--- Directions for this task ---
Copy the listing below in full and skip every picture.
* start Available data *
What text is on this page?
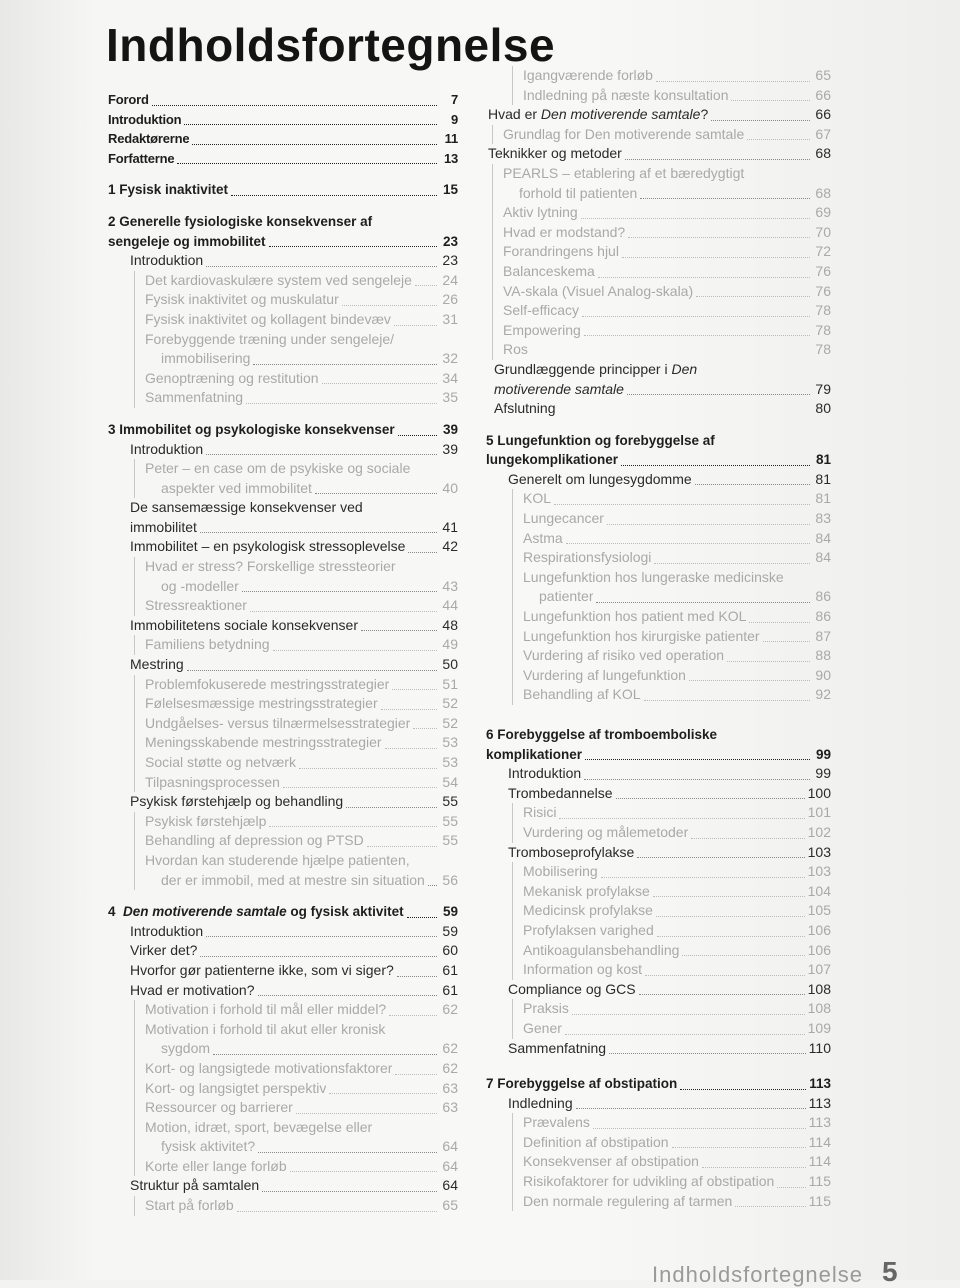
Indholdsfortegnelse
Forord	7
Introduktion	9
Redaktørerne	11
Forfatterne	13
1 Fysisk inaktivitet	15
2 Generelle fysiologiske konsekvenser af
sengeleje og immobilitet	23
Introduktion	23
Det kardiovaskulære system ved sengeleje 24
Fysisk inaktivitet og muskulatur	26
Fysisk inaktivitet og kollagent bindevæv	31
Forebyggende træning under sengeleje/
immobilisering	32
Genoptræning og restitution	34
Sammenfatning	35
3 Immobilitet og psykologiske konsekvenser	39
Introduktion	39
Peter – en case om de psykiske og sociale
aspekter ved immobilitet	40
De sansemæssige konsekvenser ved
immobilitet	41
Immobilitet – en psykologisk stressoplevelse	42
Hvad er stress? Forskellige stressteorier
og -modeller	43
Stressreaktioner	44
Immobilitetens sociale konsekvenser	48
Familiens betydning	49
Mestring	50
Problemfokuserede mestringsstrategier	51
Følelsesmæssige mestringsstrategier	52
Undgåelses- versus tilnærmelsesstrategier 52
Meningsskabende mestringsstrategier	53
Social støtte og netværk	53
Tilpasningsprocessen	54
Psykisk førstehjælp og behandling	55
Psykisk førstehjælp	55
Behandling af depression og PTSD	55
Hvordan kan studerende hjælpe patienten,
der er immobil, med at mestre sin situation 56
4 Den motiverende samtale og fysisk aktivitet	59
Introduktion	59
Virker det?	60
Hvorfor gør patienterne ikke, som vi siger?	61
Hvad er motivation?	61
Motivation i forhold til mål eller middel?	62
Motivation i forhold til akut eller kronisk
sygdom	62
Kort- og langsigtede motivationsfaktorer	62
Kort- og langsigtet perspektiv	63
Ressourcer og barrierer	63
Motion, idræt, sport, bevægelse eller
fysisk aktivitet?	64
Korte eller lange forløb	64
Struktur på samtalen	64
Start på forløb	65
Igangværende forløb	65
Indledning på næste konsultation	66
Hvad er Den motiverende samtale?	66
Grundlag for Den motiverende samtale	67
Teknikker og metoder	68
PEARLS – etablering af et bæredygtigt
forhold til patienten	68
Aktiv lytning	69
Hvad er modstand?	70
Forandringens hjul	72
Balanceskema	76
VA-skala (Visuel Analog-skala)	76
Self-efficacy	78
Empowering	78
Ros	78
Grundlæggende principper i Den
motiverende samtale	79
Afslutning	80
5 Lungefunktion og forebyggelse af
lungekomplikationer	81
Generelt om lungesygdomme	81
KOL	81
Lungecancer	83
Astma	84
Respirationsfysiologi	84
Lungefunktion hos lungeraske medicinske
patienter	86
Lungefunktion hos patient med KOL	86
Lungefunktion hos kirurgiske patienter	87
Vurdering af risiko ved operation	88
Vurdering af lungefunktion	90
Behandling af KOL	92
6 Forebyggelse af tromboemboliske
komplikationer	99
Introduktion	99
Trombedannelse	100
Risici	101
Vurdering og målemetoder	102
Tromboseprofylakse	103
Mobilisering	103
Mekanisk profylakse	104
Medicinsk profylakse	105
Profylaksen varighed	106
Antikoagulansbehandling	106
Information og kost	107
Compliance og GCS	108
Praksis	108
Gener	109
Sammenfatning	110
7 Forebyggelse af obstipation	113
Indledning	113
Prævalens	113
Definition af obstipation	114
Konsekvenser af obstipation	114
Risikofaktorer for udvikling af obstipation 115
Den normale regulering af tarmen	115
Indholdsfortegnelse 5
* end Available data *
--- Finished task ---
What text is on this page?
Indholdsfortegnelse
Forord	7
Introduktion	9
Redaktørerne	11
Forfatterne	13
1 Fysisk inaktivitet	15
2 Generelle fysiologiske konsekvenser af
sengeleje og immobilitet	23
Introduktion	23
Det kardiovaskulære system ved sengeleje 24
Fysisk inaktivitet og muskulatur	26
Fysisk inaktivitet og kollagent bindevæv	31
Forebyggende træning under sengeleje/
immobilisering	32
Genoptræning og restitution	34
Sammenfatning	35
3 Immobilitet og psykologiske konsekvenser	39
Introduktion	39
Peter – en case om de psykiske og sociale
aspekter ved immobilitet	40
De sansemæssige konsekvenser ved
immobilitet	41
Immobilitet – en psykologisk stressoplevelse	42
Hvad er stress? Forskellige stressteorier
og -modeller	43
Stressreaktioner	44
Immobilitetens sociale konsekvenser	48
Familiens betydning	49
Mestring	50
Problemfokuserede mestringsstrategier	51
Følelsesmæssige mestringsstrategier	52
Undgåelses- versus tilnærmelsesstrategier 52
Meningsskabende mestringsstrategier	53
Social støtte og netværk	53
Tilpasningsprocessen	54
Psykisk førstehjælp og behandling	55
Psykisk førstehjælp	55
Behandling af depression og PTSD	55
Hvordan kan studerende hjælpe patienten,
der er immobil, med at mestre sin situation 56
4 Den motiverende samtale og fysisk aktivitet	59
Introduktion	59
Virker det?	60
Hvorfor gør patienterne ikke, som vi siger?	61
Hvad er motivation?	61
Motivation i forhold til mål eller middel?	62
Motivation i forhold til akut eller kronisk
sygdom	62
Kort- og langsigtede motivationsfaktorer	62
Kort- og langsigtet perspektiv	63
Ressourcer og barrierer	63
Motion, idræt, sport, bevægelse eller
fysisk aktivitet?	64
Korte eller lange forløb	64
Struktur på samtalen	64
Start på forløb	65
Igangværende forløb	65
Indledning på næste konsultation	66
Hvad er Den motiverende samtale?	66
Grundlag for Den motiverende samtale	67
Teknikker og metoder	68
PEARLS – etablering af et bæredygtigt
forhold til patienten	68
Aktiv lytning	69
Hvad er modstand?	70
Forandringens hjul	72
Balanceskema	76
VA-skala (Visuel Analog-skala)	76
Self-efficacy	78
Empowering	78
Ros	78
Grundlæggende principper i Den
motiverende samtale	79
Afslutning	80
5 Lungefunktion og forebyggelse af
lungekomplikationer	81
Generelt om lungesygdomme	81
KOL	81
Lungecancer	83
Astma	84
Respirationsfysiologi	84
Lungefunktion hos lungeraske medicinske
patienter	86
Lungefunktion hos patient med KOL	86
Lungefunktion hos kirurgiske patienter	87
Vurdering af risiko ved operation	88
Vurdering af lungefunktion	90
Behandling af KOL	92
6 Forebyggelse af tromboemboliske
komplikationer	99
Introduktion	99
Trombedannelse	100
Risici	101
Vurdering og målemetoder	102
Tromboseprofylakse	103
Mobilisering	103
Mekanisk profylakse	104
Medicinsk profylakse	105
Profylaksen varighed	106
Antikoagulansbehandling	106
Information og kost	107
Compliance og GCS	108
Praksis	108
Gener	109
Sammenfatning	110
7 Forebyggelse af obstipation	113
Indledning	113
Prævalens	113
Definition af obstipation	114
Konsekvenser af obstipation	114
Risikofaktorer for udvikling af obstipation 115
Den normale regulering af tarmen	115
Indholdsfortegnelse 5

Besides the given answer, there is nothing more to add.